Element-and-box listings
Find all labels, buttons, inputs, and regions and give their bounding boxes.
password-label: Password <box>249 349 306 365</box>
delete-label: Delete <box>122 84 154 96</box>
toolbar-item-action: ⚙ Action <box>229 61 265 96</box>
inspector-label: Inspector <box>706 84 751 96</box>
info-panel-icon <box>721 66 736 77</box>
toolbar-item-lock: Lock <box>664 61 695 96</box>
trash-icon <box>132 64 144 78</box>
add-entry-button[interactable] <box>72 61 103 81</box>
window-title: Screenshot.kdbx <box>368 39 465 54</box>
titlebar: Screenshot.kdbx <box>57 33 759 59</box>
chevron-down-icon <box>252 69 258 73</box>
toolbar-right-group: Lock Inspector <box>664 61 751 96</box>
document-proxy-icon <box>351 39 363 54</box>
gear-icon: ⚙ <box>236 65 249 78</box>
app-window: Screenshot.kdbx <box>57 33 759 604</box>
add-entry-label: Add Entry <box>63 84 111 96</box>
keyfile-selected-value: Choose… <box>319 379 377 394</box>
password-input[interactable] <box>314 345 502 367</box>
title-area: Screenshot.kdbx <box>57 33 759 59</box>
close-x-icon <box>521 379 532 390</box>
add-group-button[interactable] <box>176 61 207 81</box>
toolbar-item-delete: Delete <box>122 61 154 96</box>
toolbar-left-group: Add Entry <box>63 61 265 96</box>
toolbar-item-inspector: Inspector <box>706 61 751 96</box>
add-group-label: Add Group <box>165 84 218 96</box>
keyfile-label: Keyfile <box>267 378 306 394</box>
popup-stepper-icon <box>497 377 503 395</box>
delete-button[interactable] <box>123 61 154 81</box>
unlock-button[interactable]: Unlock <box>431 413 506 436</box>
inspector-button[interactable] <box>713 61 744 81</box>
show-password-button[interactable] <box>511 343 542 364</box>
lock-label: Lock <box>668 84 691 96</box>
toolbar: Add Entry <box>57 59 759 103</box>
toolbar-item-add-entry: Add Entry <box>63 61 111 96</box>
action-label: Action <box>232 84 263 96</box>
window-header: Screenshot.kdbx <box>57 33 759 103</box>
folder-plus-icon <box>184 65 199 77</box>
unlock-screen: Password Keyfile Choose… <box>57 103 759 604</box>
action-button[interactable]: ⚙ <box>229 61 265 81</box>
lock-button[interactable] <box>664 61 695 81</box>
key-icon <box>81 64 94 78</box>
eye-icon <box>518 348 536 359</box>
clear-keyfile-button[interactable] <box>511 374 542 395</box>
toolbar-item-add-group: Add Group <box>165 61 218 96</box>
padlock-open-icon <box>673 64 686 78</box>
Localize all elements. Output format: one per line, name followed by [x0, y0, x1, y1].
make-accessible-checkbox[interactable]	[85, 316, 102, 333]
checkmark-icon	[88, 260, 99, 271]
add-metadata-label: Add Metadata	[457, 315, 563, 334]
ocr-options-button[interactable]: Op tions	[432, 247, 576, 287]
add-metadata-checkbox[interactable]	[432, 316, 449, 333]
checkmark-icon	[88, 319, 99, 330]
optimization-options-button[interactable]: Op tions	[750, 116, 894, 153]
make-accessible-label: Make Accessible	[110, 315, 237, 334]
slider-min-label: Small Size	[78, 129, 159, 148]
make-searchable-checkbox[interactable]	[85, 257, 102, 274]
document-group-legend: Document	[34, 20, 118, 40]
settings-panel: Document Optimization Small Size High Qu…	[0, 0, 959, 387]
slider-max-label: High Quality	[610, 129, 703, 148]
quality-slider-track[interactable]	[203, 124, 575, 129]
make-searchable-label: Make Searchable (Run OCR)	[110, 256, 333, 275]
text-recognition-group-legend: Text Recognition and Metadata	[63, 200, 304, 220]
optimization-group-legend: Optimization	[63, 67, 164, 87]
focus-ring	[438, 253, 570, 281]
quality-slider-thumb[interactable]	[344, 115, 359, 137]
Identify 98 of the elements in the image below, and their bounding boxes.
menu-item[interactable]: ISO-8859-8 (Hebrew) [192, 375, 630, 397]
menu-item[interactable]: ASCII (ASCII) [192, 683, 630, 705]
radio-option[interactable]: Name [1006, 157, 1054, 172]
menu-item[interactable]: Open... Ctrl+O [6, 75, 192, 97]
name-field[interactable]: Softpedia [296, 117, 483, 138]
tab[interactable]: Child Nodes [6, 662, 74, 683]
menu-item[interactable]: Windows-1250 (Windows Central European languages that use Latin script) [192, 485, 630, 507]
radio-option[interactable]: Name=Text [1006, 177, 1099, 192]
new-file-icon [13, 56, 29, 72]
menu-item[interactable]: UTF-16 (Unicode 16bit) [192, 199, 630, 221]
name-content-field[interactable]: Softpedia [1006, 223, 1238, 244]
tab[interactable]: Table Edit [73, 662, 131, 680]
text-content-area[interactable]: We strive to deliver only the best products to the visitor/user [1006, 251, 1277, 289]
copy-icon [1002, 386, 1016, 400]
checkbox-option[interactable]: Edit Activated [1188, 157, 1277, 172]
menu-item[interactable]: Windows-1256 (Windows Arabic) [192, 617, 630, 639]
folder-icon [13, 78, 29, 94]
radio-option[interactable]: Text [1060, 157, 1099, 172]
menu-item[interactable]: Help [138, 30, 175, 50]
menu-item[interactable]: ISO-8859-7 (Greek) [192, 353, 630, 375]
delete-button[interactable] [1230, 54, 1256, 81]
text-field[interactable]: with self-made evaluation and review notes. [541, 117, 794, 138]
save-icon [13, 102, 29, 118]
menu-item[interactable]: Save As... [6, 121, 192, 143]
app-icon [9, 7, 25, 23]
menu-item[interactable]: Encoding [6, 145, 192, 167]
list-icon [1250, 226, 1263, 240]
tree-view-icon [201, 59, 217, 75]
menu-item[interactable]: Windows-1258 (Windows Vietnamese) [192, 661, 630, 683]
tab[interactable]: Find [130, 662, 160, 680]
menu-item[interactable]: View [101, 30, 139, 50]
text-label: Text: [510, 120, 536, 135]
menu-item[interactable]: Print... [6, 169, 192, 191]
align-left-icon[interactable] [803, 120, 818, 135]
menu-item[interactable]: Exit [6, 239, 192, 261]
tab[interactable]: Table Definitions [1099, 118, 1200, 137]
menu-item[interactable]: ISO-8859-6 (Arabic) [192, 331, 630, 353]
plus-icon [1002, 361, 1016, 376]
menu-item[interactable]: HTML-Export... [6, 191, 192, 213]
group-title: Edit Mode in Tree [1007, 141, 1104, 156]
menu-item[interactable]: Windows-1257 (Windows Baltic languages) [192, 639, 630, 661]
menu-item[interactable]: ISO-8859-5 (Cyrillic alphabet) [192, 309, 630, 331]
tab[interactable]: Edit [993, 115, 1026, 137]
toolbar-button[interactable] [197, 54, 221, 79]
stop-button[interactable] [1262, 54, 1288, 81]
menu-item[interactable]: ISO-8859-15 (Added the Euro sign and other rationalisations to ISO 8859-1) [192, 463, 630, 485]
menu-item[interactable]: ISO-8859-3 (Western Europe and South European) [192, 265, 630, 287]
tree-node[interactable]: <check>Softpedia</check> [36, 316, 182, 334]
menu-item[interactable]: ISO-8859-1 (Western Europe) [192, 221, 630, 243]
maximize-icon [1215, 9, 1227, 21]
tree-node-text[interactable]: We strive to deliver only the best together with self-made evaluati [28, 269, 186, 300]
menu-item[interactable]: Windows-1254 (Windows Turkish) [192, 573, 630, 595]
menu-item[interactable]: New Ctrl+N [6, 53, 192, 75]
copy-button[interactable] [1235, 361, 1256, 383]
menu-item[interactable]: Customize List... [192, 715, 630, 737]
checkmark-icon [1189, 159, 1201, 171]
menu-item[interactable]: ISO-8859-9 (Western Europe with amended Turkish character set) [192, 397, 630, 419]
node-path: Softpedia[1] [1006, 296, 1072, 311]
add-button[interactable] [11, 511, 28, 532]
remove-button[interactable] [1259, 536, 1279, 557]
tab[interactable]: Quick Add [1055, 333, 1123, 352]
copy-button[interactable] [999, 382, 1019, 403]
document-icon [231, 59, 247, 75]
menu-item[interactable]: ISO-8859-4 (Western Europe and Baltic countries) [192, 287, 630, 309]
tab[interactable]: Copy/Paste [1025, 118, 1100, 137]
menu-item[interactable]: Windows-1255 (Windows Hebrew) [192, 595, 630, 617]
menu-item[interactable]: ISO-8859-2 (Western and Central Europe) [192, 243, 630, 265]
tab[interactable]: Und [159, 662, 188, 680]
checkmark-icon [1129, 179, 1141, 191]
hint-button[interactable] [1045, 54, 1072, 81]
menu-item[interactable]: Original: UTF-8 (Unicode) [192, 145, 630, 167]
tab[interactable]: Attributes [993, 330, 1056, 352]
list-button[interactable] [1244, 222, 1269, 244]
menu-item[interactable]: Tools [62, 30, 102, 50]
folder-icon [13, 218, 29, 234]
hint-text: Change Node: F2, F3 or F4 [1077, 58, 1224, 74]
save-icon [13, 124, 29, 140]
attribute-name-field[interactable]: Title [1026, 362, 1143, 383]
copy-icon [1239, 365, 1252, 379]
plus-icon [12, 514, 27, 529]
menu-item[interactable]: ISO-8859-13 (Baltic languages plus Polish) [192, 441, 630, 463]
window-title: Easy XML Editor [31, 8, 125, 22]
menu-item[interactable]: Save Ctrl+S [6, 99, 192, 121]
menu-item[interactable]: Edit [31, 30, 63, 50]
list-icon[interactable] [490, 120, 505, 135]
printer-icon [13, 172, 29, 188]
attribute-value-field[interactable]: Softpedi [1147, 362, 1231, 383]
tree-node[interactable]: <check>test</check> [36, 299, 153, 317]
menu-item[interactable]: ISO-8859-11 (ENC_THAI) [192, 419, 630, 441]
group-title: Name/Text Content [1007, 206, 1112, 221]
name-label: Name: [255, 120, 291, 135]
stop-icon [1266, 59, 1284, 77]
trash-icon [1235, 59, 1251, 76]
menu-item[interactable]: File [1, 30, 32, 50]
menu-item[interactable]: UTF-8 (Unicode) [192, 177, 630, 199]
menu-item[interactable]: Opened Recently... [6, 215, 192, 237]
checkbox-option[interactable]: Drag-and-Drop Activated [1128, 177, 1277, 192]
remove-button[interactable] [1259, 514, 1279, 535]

• [WHAT YOU WILL DO]: Turn the data above, from the very beginning through the line that contains "keyfile-selected-value: Choose… <box>319", into a JSON list of strings with one string per line and blank lines skipped.

• [SOLUTION]:
[
  "Find all labels, buttons, inputs, and regions and give their bounding boxes.",
  "password-label: Password <box>249 349 306 365</box>",
  "delete-label: Delete <box>122 84 154 96</box>",
  "toolbar-item-action: ⚙ Action <box>229 61 265 96</box>",
  "inspector-label: Inspector <box>706 84 751 96</box>",
  "info-panel-icon <box>721 66 736 77</box>",
  "toolbar-item-lock: Lock <box>664 61 695 96</box>",
  "trash-icon <box>132 64 144 78</box>",
  "add-entry-button[interactable] <box>72 61 103 81</box>",
  "window-title: Screenshot.kdbx <box>368 39 465 54</box>",
  "titlebar: Screenshot.kdbx <box>57 33 759 59</box>",
  "chevron-down-icon <box>252 69 258 73</box>",
  "toolbar-right-group: Lock Inspector <box>664 61 751 96</box>",
  "document-proxy-icon <box>351 39 363 54</box>",
  "gear-icon: ⚙ <box>236 65 249 78</box>",
  "app-window: Screenshot.kdbx <box>57 33 759 604</box>",
  "add-entry-label: Add Entry <box>63 84 111 96</box>",
  "keyfile-selected-value: Choose… <box>319 379 377 394</box>"
]